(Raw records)
►

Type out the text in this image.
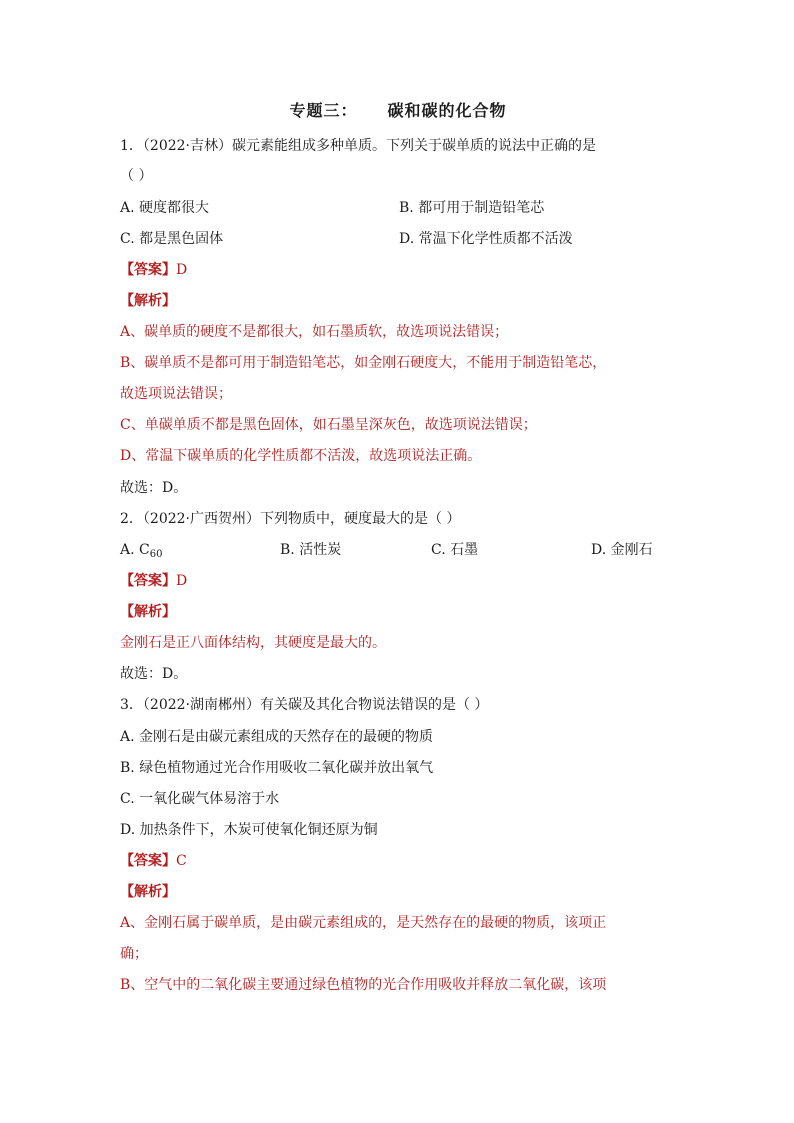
专题三： 碳和碳的化合物
1．（2022·吉林）碳元素能组成多种单质。下列关于碳单质的说法中正确的是
（ ）
A. 硬度都很大	B. 都可用于制造铅笔芯
C. 都是黑色固体	D. 常温下化学性质都不活泼
【答案】D
【解析】
A、碳单质的硬度不是都很大，如石墨质软，故选项说法错误；
B、碳单质不是都可用于制造铅笔芯，如金刚石硬度大，不能用于制造铅笔芯，
故选项说法错误；
C、单碳单质不都是黑色固体，如石墨呈深灰色，故选项说法错误；
D、常温下碳单质的化学性质都不活泼，故选项说法正确。
故选：D。
2．（2022·广西贺州）下列物质中，硬度最大的是（ ）
A. $C_{60}$	B. 活性炭	C. 石墨	D. 金刚石
【答案】D
【解析】
金刚石是正八面体结构，其硬度是最大的。
故选：D。
3．（2022·湖南郴州）有关碳及其化合物说法错误的是（ ）
A. 金刚石是由碳元素组成的天然存在的最硬的物质
B. 绿色植物通过光合作用吸收二氧化碳并放出氧气
C. 一氧化碳气体易溶于水
D. 加热条件下，木炭可使氧化铜还原为铜
【答案】C
【解析】
A、金刚石属于碳单质，是由碳元素组成的，是天然存在的最硬的物质，该项正
确；
B、空气中的二氧化碳主要通过绿色植物的光合作用吸收并释放二氧化碳，该项
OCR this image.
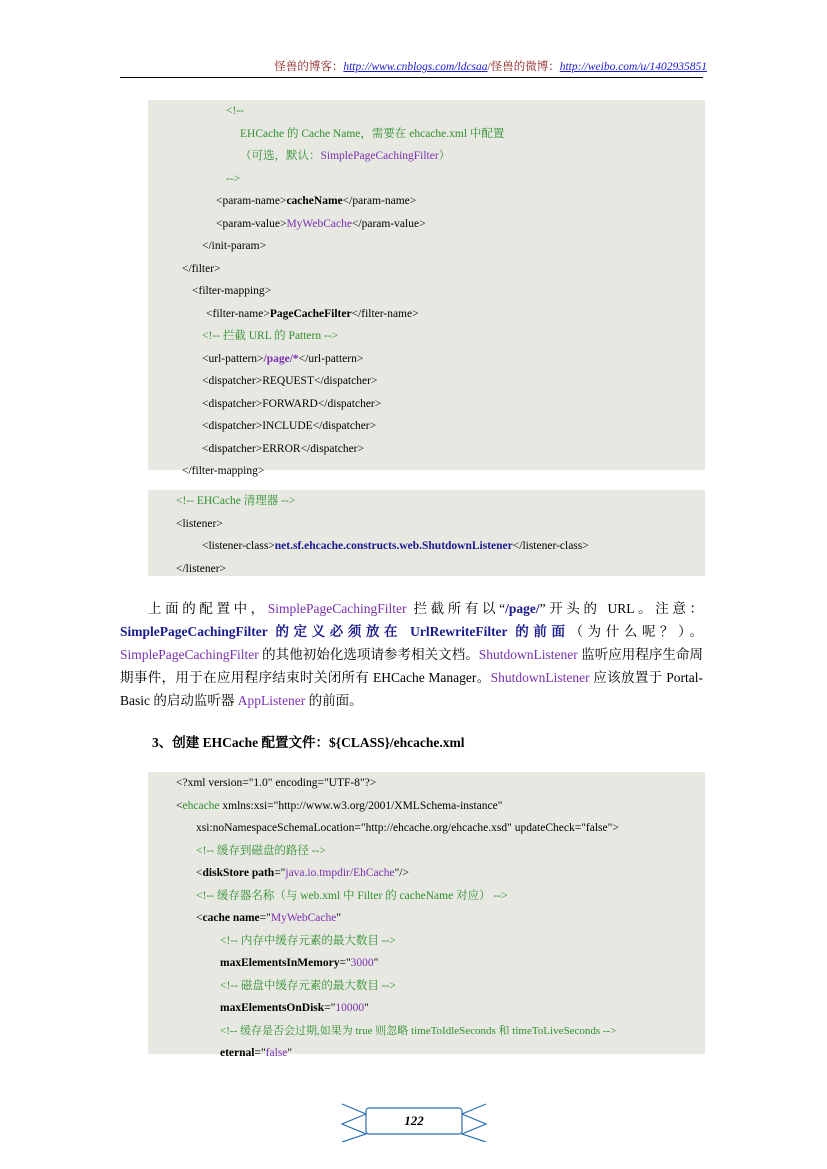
怪兽的博客：http://www.cnblogs.com/ldcsaa/怪兽的微博：http://weibo.com/u/1402935851
<!--
EHCache 的 Cache Name，需要在 ehcache.xml 中配置
（可选，默认：SimplePageCachingFilter）
-->
<param-name>cacheName</param-name>
<param-value>MyWebCache</param-value>
</init-param>
</filter>
<filter-mapping>
<filter-name>PageCacheFilter</filter-name>
<!-- 拦截 URL 的 Pattern -->
<url-pattern>/page/*</url-pattern>
<dispatcher>REQUEST</dispatcher>
<dispatcher>FORWARD</dispatcher>
<dispatcher>INCLUDE</dispatcher>
<dispatcher>ERROR</dispatcher>
</filter-mapping>
<!-- EHCache 清理器 -->
<listener>
<listener-class>net.sf.ehcache.constructs.web.ShutdownListener</listener-class>
</listener>
上面的配置中，SimplePageCachingFilter 拦截所有以“/page/”开头的 URL。注意：SimplePageCachingFilter 的定义必须放在 UrlRewriteFilter 的前面（为什么呢？）。SimplePageCachingFilter 的其他初始化选项请参考相关文档。ShutdownListener 监听应用程序生命周期事件，用于在应用程序结束时关闭所有 EHCache Manager。ShutdownListener 应该放置于 Portal-Basic 的启动监听器 AppListener 的前面。
3、创建 EHCache 配置文件：${CLASS}/ehcache.xml
<?xml version="1.0" encoding="UTF-8"?>
<ehcache xmlns:xsi="http://www.w3.org/2001/XMLSchema-instance"
xsi:noNamespaceSchemaLocation="http://ehcache.org/ehcache.xsd" updateCheck="false">
<!-- 缓存到磁盘的路径 -->
<diskStore path="java.io.tmpdir/EhCache"/>
<!-- 缓存器名称（与 web.xml 中 Filter 的 cacheName 对应） -->
<cache name="MyWebCache"
<!-- 内存中缓存元素的最大数目 -->
maxElementsInMemory="3000"
<!-- 磁盘中缓存元素的最大数目 -->
maxElementsOnDisk="10000"
<!-- 缓存是否会过期,如果为 true 则忽略 timeToIdleSeconds 和 timeToLiveSeconds -->
eternal="false"
122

◄

INSTRUCTIONS FOR THE TASK – Reproduce every line exactly and omit all pictures.

RESPONSE BELOW –
Type out the text in this image.
专题三： 碳和碳的化合物
1．（2022·吉林）碳元素能组成多种单质。下列关于碳单质的说法中正确的是
（ ）
A. 硬度都很大	B. 都可用于制造铅笔芯
C. 都是黑色固体	D. 常温下化学性质都不活泼
【答案】D
【解析】
A、碳单质的硬度不是都很大，如石墨质软，故选项说法错误；
B、碳单质不是都可用于制造铅笔芯，如金刚石硬度大，不能用于制造铅笔芯，
故选项说法错误；
C、单碳单质不都是黑色固体，如石墨呈深灰色，故选项说法错误；
D、常温下碳单质的化学性质都不活泼，故选项说法正确。
故选：D。
2．（2022·广西贺州）下列物质中，硬度最大的是（ ）
A. $C_{60}$	B. 活性炭	C. 石墨	D. 金刚石
【答案】D
【解析】
金刚石是正八面体结构，其硬度是最大的。
故选：D。
3．（2022·湖南郴州）有关碳及其化合物说法错误的是（ ）
A. 金刚石是由碳元素组成的天然存在的最硬的物质
B. 绿色植物通过光合作用吸收二氧化碳并放出氧气
C. 一氧化碳气体易溶于水
D. 加热条件下，木炭可使氧化铜还原为铜
【答案】C
【解析】
A、金刚石属于碳单质，是由碳元素组成的，是天然存在的最硬的物质，该项正
确；
B、空气中的二氧化碳主要通过绿色植物的光合作用吸收并释放二氧化碳，该项
OCR this image.
怪兽的博客：http://www.cnblogs.com/ldcsaa/怪兽的微博：http://weibo.com/u/1402935851
<!--
EHCache 的 Cache Name，需要在 ehcache.xml 中配置
（可选，默认：SimplePageCachingFilter）
-->
<param-name>cacheName</param-name>
<param-value>MyWebCache</param-value>
</init-param>
</filter>
<filter-mapping>
<filter-name>PageCacheFilter</filter-name>
<!-- 拦截 URL 的 Pattern -->
<url-pattern>/page/*</url-pattern>
<dispatcher>REQUEST</dispatcher>
<dispatcher>FORWARD</dispatcher>
<dispatcher>INCLUDE</dispatcher>
<dispatcher>ERROR</dispatcher>
</filter-mapping>
<!-- EHCache 清理器 -->
<listener>
<listener-class>net.sf.ehcache.constructs.web.ShutdownListener</listener-class>
</listener>
上面的配置中，SimplePageCachingFilter 拦截所有以“/page/”开头的 URL。注意：SimplePageCachingFilter 的定义必须放在 UrlRewriteFilter 的前面（为什么呢？）。SimplePageCachingFilter 的其他初始化选项请参考相关文档。ShutdownListener 监听应用程序生命周期事件，用于在应用程序结束时关闭所有 EHCache Manager。ShutdownListener 应该放置于 Portal-Basic 的启动监听器 AppListener 的前面。
3、创建 EHCache 配置文件：${CLASS}/ehcache.xml
<?xml version="1.0" encoding="UTF-8"?>
<ehcache xmlns:xsi="http://www.w3.org/2001/XMLSchema-instance"
xsi:noNamespaceSchemaLocation="http://ehcache.org/ehcache.xsd" updateCheck="false">
<!-- 缓存到磁盘的路径 -->
<diskStore path="java.io.tmpdir/EhCache"/>
<!-- 缓存器名称（与 web.xml 中 Filter 的 cacheName 对应） -->
<cache name="MyWebCache"
<!-- 内存中缓存元素的最大数目 -->
maxElementsInMemory="3000"
<!-- 磁盘中缓存元素的最大数目 -->
maxElementsOnDisk="10000"
<!-- 缓存是否会过期,如果为 true 则忽略 timeToIdleSeconds 和 timeToLiveSeconds -->
eternal="false"
122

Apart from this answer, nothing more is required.